Exercise data:
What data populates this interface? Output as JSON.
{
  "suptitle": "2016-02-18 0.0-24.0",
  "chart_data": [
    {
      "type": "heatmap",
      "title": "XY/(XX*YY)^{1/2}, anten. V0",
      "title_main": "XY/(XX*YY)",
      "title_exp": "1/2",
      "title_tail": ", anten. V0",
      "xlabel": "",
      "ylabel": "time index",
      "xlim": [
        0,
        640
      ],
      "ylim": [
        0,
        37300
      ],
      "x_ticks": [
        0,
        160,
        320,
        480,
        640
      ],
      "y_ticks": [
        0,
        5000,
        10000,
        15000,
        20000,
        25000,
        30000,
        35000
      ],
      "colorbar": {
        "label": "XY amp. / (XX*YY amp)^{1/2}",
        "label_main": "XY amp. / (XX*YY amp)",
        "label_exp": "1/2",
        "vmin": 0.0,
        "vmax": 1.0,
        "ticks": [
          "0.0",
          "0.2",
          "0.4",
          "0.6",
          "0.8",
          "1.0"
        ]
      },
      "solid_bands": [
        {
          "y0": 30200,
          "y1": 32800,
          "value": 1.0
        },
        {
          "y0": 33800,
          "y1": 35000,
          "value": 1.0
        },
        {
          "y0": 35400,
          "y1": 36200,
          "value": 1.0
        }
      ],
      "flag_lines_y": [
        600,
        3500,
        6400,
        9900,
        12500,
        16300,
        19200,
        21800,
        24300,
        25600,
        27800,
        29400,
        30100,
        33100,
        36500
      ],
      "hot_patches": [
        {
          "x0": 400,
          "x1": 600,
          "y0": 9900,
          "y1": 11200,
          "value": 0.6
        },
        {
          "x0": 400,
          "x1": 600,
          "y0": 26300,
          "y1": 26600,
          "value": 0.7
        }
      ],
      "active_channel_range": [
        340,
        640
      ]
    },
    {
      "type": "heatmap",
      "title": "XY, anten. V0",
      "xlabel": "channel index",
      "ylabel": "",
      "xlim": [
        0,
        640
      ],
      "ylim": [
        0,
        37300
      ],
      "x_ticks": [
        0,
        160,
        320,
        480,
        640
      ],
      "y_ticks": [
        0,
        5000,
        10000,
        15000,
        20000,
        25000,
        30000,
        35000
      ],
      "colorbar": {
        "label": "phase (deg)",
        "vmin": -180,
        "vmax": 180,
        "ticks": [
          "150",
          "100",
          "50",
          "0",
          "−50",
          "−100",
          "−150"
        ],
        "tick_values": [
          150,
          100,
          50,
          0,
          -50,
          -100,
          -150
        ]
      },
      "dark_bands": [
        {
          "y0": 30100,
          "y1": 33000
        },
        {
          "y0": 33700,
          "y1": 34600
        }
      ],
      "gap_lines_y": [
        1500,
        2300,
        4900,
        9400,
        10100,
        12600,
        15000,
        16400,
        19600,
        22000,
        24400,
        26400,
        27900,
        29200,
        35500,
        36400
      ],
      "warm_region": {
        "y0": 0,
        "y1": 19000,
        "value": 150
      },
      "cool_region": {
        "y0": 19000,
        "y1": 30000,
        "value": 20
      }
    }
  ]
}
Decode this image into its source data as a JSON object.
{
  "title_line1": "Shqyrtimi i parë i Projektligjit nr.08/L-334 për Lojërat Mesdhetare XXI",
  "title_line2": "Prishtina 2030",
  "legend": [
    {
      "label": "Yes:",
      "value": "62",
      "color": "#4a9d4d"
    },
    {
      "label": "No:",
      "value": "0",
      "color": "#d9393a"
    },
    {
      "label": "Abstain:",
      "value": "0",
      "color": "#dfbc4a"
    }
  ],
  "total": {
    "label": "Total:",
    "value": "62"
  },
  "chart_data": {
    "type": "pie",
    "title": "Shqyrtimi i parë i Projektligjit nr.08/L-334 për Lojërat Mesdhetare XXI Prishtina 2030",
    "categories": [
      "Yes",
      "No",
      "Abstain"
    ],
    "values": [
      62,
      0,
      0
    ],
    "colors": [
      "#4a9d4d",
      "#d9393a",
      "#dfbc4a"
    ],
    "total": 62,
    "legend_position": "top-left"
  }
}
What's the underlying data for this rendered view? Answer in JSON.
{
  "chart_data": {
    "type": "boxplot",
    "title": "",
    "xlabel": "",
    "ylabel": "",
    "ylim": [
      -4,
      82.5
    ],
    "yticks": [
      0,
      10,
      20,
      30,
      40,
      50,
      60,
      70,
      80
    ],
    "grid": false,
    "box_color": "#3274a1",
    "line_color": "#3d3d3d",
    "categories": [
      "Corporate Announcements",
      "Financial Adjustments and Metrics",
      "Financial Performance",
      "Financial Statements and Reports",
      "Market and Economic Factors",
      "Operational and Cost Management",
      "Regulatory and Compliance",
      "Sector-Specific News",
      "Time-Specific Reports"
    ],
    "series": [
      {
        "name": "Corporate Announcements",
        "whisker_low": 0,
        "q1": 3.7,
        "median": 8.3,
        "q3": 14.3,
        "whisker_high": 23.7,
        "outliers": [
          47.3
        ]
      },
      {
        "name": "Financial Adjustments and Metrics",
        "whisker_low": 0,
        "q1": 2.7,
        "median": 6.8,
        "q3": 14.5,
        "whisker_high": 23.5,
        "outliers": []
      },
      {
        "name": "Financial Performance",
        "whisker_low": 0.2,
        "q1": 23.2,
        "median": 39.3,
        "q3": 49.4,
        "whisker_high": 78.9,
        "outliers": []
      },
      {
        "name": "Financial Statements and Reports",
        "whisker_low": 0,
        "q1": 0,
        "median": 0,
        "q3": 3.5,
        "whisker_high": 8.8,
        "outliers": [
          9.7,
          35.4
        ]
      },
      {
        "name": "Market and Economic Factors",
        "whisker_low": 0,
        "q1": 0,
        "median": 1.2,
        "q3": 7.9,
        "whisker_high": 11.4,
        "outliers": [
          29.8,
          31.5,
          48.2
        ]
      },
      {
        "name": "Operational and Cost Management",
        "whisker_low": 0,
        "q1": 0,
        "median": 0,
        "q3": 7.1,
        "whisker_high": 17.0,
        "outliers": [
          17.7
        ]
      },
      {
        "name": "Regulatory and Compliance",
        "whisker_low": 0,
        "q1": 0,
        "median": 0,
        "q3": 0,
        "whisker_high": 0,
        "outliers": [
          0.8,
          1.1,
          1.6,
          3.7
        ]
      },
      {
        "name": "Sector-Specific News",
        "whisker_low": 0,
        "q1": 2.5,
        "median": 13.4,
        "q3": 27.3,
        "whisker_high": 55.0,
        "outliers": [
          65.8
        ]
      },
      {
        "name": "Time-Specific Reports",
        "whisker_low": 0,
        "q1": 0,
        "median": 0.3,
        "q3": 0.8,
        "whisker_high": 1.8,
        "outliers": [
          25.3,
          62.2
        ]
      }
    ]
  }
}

Task requirements:
Your task is to retype all of the records exactly.

Final answer:
What data populates this interface? Output as JSON.
{
  "suptitle": "2016-02-18 0.0-24.0",
  "chart_data": [
    {
      "type": "heatmap",
      "title": "XY/(XX*YY)^{1/2}, anten. V0",
      "title_main": "XY/(XX*YY)",
      "title_exp": "1/2",
      "title_tail": ", anten. V0",
      "xlabel": "",
      "ylabel": "time index",
      "xlim": [
        0,
        640
      ],
      "ylim": [
        0,
        37300
      ],
      "x_ticks": [
        0,
        160,
        320,
        480,
        640
      ],
      "y_ticks": [
        0,
        5000,
        10000,
        15000,
        20000,
        25000,
        30000,
        35000
      ],
      "colorbar": {
        "label": "XY amp. / (XX*YY amp)^{1/2}",
        "label_main": "XY amp. / (XX*YY amp)",
        "label_exp": "1/2",
        "vmin": 0.0,
        "vmax": 1.0,
        "ticks": [
          "0.0",
          "0.2",
          "0.4",
          "0.6",
          "0.8",
          "1.0"
        ]
      },
      "solid_bands": [
        {
          "y0": 30200,
          "y1": 32800,
          "value": 1.0
        },
        {
          "y0": 33800,
          "y1": 35000,
          "value": 1.0
        },
        {
          "y0": 35400,
          "y1": 36200,
          "value": 1.0
        }
      ],
      "flag_lines_y": [
        600,
        3500,
        6400,
        9900,
        12500,
        16300,
        19200,
        21800,
        24300,
        25600,
        27800,
        29400,
        30100,
        33100,
        36500
      ],
      "hot_patches": [
        {
          "x0": 400,
          "x1": 600,
          "y0": 9900,
          "y1": 11200,
          "value": 0.6
        },
        {
          "x0": 400,
          "x1": 600,
          "y0": 26300,
          "y1": 26600,
          "value": 0.7
        }
      ],
      "active_channel_range": [
        340,
        640
      ]
    },
    {
      "type": "heatmap",
      "title": "XY, anten. V0",
      "xlabel": "channel index",
      "ylabel": "",
      "xlim": [
        0,
        640
      ],
      "ylim": [
        0,
        37300
      ],
      "x_ticks": [
        0,
        160,
        320,
        480,
        640
      ],
      "y_ticks": [
        0,
        5000,
        10000,
        15000,
        20000,
        25000,
        30000,
        35000
      ],
      "colorbar": {
        "label": "phase (deg)",
        "vmin": -180,
        "vmax": 180,
        "ticks": [
          "150",
          "100",
          "50",
          "0",
          "−50",
          "−100",
          "−150"
        ],
        "tick_values": [
          150,
          100,
          50,
          0,
          -50,
          -100,
          -150
        ]
      },
      "dark_bands": [
        {
          "y0": 30100,
          "y1": 33000
        },
        {
          "y0": 33700,
          "y1": 34600
        }
      ],
      "gap_lines_y": [
        1500,
        2300,
        4900,
        9400,
        10100,
        12600,
        15000,
        16400,
        19600,
        22000,
        24400,
        26400,
        27900,
        29200,
        35500,
        36400
      ],
      "warm_region": {
        "y0": 0,
        "y1": 19000,
        "value": 150
      },
      "cool_region": {
        "y0": 19000,
        "y1": 30000,
        "value": 20
      }
    }
  ]
}
Decode this image into its source data as a JSON object.
{
  "title_line1": "Shqyrtimi i parë i Projektligjit nr.08/L-334 për Lojërat Mesdhetare XXI",
  "title_line2": "Prishtina 2030",
  "legend": [
    {
      "label": "Yes:",
      "value": "62",
      "color": "#4a9d4d"
    },
    {
      "label": "No:",
      "value": "0",
      "color": "#d9393a"
    },
    {
      "label": "Abstain:",
      "value": "0",
      "color": "#dfbc4a"
    }
  ],
  "total": {
    "label": "Total:",
    "value": "62"
  },
  "chart_data": {
    "type": "pie",
    "title": "Shqyrtimi i parë i Projektligjit nr.08/L-334 për Lojërat Mesdhetare XXI Prishtina 2030",
    "categories": [
      "Yes",
      "No",
      "Abstain"
    ],
    "values": [
      62,
      0,
      0
    ],
    "colors": [
      "#4a9d4d",
      "#d9393a",
      "#dfbc4a"
    ],
    "total": 62,
    "legend_position": "top-left"
  }
}
What's the underlying data for this rendered view? Answer in JSON.
{
  "chart_data": {
    "type": "boxplot",
    "title": "",
    "xlabel": "",
    "ylabel": "",
    "ylim": [
      -4,
      82.5
    ],
    "yticks": [
      0,
      10,
      20,
      30,
      40,
      50,
      60,
      70,
      80
    ],
    "grid": false,
    "box_color": "#3274a1",
    "line_color": "#3d3d3d",
    "categories": [
      "Corporate Announcements",
      "Financial Adjustments and Metrics",
      "Financial Performance",
      "Financial Statements and Reports",
      "Market and Economic Factors",
      "Operational and Cost Management",
      "Regulatory and Compliance",
      "Sector-Specific News",
      "Time-Specific Reports"
    ],
    "series": [
      {
        "name": "Corporate Announcements",
        "whisker_low": 0,
        "q1": 3.7,
        "median": 8.3,
        "q3": 14.3,
        "whisker_high": 23.7,
        "outliers": [
          47.3
        ]
      },
      {
        "name": "Financial Adjustments and Metrics",
        "whisker_low": 0,
        "q1": 2.7,
        "median": 6.8,
        "q3": 14.5,
        "whisker_high": 23.5,
        "outliers": []
      },
      {
        "name": "Financial Performance",
        "whisker_low": 0.2,
        "q1": 23.2,
        "median": 39.3,
        "q3": 49.4,
        "whisker_high": 78.9,
        "outliers": []
      },
      {
        "name": "Financial Statements and Reports",
        "whisker_low": 0,
        "q1": 0,
        "median": 0,
        "q3": 3.5,
        "whisker_high": 8.8,
        "outliers": [
          9.7,
          35.4
        ]
      },
      {
        "name": "Market and Economic Factors",
        "whisker_low": 0,
        "q1": 0,
        "median": 1.2,
        "q3": 7.9,
        "whisker_high": 11.4,
        "outliers": [
          29.8,
          31.5,
          48.2
        ]
      },
      {
        "name": "Operational and Cost Management",
        "whisker_low": 0,
        "q1": 0,
        "median": 0,
        "q3": 7.1,
        "whisker_high": 17.0,
        "outliers": [
          17.7
        ]
      },
      {
        "name": "Regulatory and Compliance",
        "whisker_low": 0,
        "q1": 0,
        "median": 0,
        "q3": 0,
        "whisker_high": 0,
        "outliers": [
          0.8,
          1.1,
          1.6,
          3.7
        ]
      },
      {
        "name": "Sector-Specific News",
        "whisker_low": 0,
        "q1": 2.5,
        "median": 13.4,
        "q3": 27.3,
        "whisker_high": 55.0,
        "outliers": [
          65.8
        ]
      },
      {
        "name": "Time-Specific Reports",
        "whisker_low": 0,
        "q1": 0,
        "median": 0.3,
        "q3": 0.8,
        "whisker_high": 1.8,
        "outliers": [
          25.3,
          62.2
        ]
      }
    ]
  }
}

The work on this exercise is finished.